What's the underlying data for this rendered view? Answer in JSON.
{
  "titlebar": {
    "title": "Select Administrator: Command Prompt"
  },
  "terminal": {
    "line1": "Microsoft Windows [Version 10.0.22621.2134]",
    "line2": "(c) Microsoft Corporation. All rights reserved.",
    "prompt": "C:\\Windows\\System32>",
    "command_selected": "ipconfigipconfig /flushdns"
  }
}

|---|

● WHAT YOU WILL DO
Each line above is to be repeated exactly.

● OUTPUT OF THE TASK
What's the underlying data for this rendered view? Answer in JSON.
{
  "titlebar": {
    "title": "Select Administrator: Command Prompt"
  },
  "terminal": {
    "line1": "Microsoft Windows [Version 10.0.22621.2134]",
    "line2": "(c) Microsoft Corporation. All rights reserved.",
    "prompt": "C:\\Windows\\System32>",
    "command_selected": "ipconfigipconfig /flushdns"
  }
}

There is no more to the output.